Quote the listing below in its entirety.

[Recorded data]
※

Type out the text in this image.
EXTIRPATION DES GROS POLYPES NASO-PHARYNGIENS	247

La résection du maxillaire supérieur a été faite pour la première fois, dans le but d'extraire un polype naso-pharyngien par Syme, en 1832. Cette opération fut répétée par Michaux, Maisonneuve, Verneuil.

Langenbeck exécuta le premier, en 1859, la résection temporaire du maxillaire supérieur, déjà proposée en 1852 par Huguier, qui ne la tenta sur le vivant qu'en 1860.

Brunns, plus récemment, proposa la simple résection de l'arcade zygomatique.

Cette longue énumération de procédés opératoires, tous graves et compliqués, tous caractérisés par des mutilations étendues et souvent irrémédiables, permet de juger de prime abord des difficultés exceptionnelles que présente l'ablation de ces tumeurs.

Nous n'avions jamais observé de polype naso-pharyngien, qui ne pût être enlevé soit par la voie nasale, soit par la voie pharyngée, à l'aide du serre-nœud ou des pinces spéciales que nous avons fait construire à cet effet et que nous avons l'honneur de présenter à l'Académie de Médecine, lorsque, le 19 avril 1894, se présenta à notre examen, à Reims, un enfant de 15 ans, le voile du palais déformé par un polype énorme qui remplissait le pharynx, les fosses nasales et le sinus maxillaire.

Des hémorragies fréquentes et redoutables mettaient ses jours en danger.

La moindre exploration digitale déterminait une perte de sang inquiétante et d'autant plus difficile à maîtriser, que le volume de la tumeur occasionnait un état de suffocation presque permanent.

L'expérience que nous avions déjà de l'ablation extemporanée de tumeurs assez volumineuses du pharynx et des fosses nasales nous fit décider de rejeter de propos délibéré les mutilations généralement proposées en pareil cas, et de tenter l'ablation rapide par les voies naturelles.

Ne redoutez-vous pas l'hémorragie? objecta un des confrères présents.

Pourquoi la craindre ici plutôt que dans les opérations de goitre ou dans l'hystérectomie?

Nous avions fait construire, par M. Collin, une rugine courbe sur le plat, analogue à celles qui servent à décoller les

※

• **Worked answer**:
Type out the text in this image.
EXTIRPATION DES GROS POLYPES NASO-PHARYNGIENS	247

La résection du maxillaire supérieur a été faite pour la première fois, dans le but d'extraire un polype naso-pharyngien par Syme, en 1832. Cette opération fut répétée par Michaux, Maisonneuve, Verneuil.

Langenbeck exécuta le premier, en 1859, la résection temporaire du maxillaire supérieur, déjà proposée en 1852 par Huguier, qui ne la tenta sur le vivant qu'en 1860.

Brunns, plus récemment, proposa la simple résection de l'arcade zygomatique.

Cette longue énumération de procédés opératoires, tous graves et compliqués, tous caractérisés par des mutilations étendues et souvent irrémédiables, permet de juger de prime abord des difficultés exceptionnelles que présente l'ablation de ces tumeurs.

Nous n'avions jamais observé de polype naso-pharyngien, qui ne pût être enlevé soit par la voie nasale, soit par la voie pharyngée, à l'aide du serre-nœud ou des pinces spéciales que nous avons fait construire à cet effet et que nous avons l'honneur de présenter à l'Académie de Médecine, lorsque, le 19 avril 1894, se présenta à notre examen, à Reims, un enfant de 15 ans, le voile du palais déformé par un polype énorme qui remplissait le pharynx, les fosses nasales et le sinus maxillaire.

Des hémorragies fréquentes et redoutables mettaient ses jours en danger.

La moindre exploration digitale déterminait une perte de sang inquiétante et d'autant plus difficile à maîtriser, que le volume de la tumeur occasionnait un état de suffocation presque permanent.

L'expérience que nous avions déjà de l'ablation extemporanée de tumeurs assez volumineuses du pharynx et des fosses nasales nous fit décider de rejeter de propos délibéré les mutilations généralement proposées en pareil cas, et de tenter l'ablation rapide par les voies naturelles.

Ne redoutez-vous pas l'hémorragie? objecta un des confrères présents.

Pourquoi la craindre ici plutôt que dans les opérations de goitre ou dans l'hystérectomie?

Nous avions fait construire, par M. Collin, une rugine courbe sur le plat, analogue à celles qui servent à décoller les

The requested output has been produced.